━━ Passage ━━
We all want our site to be the highest ranking website for our keywords, and we try everything possible to improve our site’s online performance.
Most of the techniques we use are centered on creating exciting and valuable content for the online user, which is largely as it should be.
But even the finest online content can fail to improve a website’s online performance if the search engine robots can’t effectively crawl and index your website.
So how can you ensure that your website is easily crawled and indexed by Google, Bing, and other search engines?
How do you make sure that your stellar content is not being missed or ignored by the search bots?
Creating a robot friendly XML sitemap, that’s how.
What is an XML Sitemap?
An XML sitemap is simply a data file that contains a list of all of the pages within a website. Search engine robots use this sitemap to identify pages so that they can be more easily indexed for search results.
━━━
━━ Data listing ━━
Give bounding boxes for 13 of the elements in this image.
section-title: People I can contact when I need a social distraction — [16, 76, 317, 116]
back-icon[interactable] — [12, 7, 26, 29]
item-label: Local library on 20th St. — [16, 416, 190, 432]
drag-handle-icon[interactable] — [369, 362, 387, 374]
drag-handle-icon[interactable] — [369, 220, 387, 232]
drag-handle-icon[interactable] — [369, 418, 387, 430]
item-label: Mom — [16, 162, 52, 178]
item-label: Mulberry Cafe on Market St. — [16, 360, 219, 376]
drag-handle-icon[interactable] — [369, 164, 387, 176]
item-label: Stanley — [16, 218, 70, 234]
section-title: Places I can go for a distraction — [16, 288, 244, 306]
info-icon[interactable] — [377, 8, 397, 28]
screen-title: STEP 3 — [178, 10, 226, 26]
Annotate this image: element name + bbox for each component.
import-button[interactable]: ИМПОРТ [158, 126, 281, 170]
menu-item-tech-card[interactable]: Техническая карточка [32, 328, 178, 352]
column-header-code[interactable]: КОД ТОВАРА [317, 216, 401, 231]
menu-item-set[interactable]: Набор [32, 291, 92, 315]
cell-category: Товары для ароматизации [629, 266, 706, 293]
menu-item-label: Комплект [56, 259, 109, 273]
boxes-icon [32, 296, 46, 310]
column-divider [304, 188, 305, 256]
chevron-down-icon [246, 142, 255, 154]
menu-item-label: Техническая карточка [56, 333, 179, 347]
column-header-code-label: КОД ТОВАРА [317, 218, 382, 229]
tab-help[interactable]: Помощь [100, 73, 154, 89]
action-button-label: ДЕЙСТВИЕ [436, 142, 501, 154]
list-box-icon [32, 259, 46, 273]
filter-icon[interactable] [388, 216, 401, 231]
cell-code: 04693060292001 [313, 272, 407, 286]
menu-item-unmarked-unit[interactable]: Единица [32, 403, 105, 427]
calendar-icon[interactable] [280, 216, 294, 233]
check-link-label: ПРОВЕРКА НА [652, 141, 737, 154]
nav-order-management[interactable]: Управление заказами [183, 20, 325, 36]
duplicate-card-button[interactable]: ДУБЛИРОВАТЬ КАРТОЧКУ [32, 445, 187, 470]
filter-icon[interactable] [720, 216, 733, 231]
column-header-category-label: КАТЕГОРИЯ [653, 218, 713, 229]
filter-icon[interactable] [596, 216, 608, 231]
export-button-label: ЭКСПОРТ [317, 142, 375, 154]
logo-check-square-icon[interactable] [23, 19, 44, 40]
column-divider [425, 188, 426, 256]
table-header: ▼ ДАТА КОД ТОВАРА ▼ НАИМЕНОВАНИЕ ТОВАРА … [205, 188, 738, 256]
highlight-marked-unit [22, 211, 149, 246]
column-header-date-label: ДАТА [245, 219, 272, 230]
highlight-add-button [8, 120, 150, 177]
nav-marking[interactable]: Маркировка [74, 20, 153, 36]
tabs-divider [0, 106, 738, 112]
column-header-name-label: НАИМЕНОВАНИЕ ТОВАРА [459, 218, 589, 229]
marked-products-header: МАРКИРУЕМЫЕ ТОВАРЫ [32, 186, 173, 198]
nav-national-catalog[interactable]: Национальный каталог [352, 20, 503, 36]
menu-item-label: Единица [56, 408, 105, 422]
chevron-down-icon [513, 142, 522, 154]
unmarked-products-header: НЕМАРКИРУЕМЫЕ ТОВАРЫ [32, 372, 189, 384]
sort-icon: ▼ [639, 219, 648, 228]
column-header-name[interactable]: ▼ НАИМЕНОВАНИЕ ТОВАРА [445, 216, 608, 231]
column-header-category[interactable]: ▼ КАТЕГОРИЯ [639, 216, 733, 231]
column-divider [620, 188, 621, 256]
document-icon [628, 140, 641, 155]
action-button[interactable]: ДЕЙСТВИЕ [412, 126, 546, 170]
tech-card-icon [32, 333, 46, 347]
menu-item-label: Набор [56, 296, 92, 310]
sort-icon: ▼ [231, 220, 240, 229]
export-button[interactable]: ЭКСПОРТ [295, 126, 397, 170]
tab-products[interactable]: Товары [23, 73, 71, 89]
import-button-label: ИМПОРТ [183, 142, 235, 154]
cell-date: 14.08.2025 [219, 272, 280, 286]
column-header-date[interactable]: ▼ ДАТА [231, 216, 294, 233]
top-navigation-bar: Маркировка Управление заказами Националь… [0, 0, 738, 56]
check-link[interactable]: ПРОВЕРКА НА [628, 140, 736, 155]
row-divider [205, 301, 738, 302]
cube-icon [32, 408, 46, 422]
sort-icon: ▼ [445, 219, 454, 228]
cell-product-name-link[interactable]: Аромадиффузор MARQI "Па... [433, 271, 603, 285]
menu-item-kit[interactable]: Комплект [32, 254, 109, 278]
━━━
▶ [List of tasks]:
A) Repeat the article on XML sitemaps from "An XML sitemap is" up to and including "for search results.".
B) Answer these questions from the article on XML sitemaps:
(i) Which two search engines does it name?
(ii) What can make even the finest online content fail to improve a website's performance?
(iii) What does an XML sitemap contain?
The listing comes from a separate source.

▶ [Answers for this exercise]:
A)
An XML sitemap is simply a data file that contains a list of all of the pages within a website. Search engine robots use this sitemap to identify pages so that they can be more easily indexed for search results.

B)
(i) Google and Bing.
(ii) Search engine robots being unable to effectively crawl and index the website.
(iii) A list of all of the pages within a website.